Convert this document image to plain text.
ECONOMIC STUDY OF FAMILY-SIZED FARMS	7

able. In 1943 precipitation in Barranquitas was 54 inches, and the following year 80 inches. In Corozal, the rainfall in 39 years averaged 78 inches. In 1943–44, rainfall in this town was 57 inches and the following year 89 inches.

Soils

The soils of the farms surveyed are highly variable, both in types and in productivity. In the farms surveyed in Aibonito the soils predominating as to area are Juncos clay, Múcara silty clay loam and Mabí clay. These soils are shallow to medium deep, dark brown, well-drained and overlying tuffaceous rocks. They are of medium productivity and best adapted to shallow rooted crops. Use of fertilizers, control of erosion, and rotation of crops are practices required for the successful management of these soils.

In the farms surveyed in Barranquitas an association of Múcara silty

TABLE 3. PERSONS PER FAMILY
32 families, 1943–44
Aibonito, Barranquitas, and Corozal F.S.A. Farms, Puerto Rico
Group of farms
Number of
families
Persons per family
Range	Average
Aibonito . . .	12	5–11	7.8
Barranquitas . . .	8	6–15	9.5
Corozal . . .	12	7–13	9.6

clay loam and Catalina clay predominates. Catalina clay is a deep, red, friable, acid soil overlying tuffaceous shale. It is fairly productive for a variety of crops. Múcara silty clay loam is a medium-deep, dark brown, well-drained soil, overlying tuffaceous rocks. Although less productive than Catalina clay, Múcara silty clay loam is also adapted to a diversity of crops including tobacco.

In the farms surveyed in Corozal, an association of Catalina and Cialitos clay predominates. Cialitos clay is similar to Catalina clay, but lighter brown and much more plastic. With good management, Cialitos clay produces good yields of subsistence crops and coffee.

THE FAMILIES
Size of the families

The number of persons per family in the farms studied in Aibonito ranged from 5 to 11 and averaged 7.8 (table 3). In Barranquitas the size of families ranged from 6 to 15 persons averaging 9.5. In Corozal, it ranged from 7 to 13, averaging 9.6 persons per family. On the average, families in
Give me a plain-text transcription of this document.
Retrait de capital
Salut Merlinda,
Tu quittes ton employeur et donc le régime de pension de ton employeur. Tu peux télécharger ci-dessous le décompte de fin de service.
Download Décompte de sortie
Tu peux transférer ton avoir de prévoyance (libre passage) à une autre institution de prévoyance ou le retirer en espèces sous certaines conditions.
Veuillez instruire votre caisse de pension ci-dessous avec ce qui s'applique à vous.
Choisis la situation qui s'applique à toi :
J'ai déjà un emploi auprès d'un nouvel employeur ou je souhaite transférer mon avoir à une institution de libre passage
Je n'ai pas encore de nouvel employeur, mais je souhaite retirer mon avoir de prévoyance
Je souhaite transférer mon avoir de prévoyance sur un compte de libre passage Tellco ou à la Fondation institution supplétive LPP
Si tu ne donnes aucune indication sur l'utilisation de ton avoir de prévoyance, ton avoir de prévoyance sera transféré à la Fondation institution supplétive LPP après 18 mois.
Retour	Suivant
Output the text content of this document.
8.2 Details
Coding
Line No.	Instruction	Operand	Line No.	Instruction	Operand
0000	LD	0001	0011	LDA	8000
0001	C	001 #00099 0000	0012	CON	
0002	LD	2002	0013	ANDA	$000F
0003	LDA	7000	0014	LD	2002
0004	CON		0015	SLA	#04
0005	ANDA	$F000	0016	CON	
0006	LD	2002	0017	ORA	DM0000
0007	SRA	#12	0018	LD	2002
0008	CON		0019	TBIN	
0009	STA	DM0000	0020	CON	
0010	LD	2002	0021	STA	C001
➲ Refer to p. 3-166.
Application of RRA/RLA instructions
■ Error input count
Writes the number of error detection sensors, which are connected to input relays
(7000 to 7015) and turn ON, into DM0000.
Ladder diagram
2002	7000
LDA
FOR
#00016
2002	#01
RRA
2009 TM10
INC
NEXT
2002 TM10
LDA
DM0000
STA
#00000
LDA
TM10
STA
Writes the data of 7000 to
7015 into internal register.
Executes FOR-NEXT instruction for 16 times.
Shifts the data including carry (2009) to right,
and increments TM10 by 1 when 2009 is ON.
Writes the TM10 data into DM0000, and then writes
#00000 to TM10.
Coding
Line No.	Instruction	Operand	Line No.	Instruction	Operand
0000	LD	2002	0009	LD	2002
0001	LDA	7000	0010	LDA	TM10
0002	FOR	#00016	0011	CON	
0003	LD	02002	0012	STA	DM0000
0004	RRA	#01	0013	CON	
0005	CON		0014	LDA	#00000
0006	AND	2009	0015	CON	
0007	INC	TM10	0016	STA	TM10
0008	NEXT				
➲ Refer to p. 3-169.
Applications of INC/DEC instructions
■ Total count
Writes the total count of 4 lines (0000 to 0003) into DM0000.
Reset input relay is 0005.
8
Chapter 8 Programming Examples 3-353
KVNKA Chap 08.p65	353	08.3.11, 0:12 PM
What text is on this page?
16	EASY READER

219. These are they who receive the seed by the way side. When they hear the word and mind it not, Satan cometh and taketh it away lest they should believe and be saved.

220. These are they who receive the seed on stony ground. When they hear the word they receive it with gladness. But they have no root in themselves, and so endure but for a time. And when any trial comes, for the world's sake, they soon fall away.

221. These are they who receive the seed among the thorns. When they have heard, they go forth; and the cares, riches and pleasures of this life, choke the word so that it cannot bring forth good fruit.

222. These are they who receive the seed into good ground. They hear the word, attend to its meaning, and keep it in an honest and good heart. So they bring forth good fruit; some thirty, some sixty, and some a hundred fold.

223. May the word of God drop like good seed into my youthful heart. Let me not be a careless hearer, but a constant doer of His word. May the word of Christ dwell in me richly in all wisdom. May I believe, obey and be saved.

· · · · ·

§ **DIRECTIONS FOR THIS TASK**:
Among the entries above, how many lines hold the string "count"? Respond with nothing but the number.

§ **RESPONSE**:
3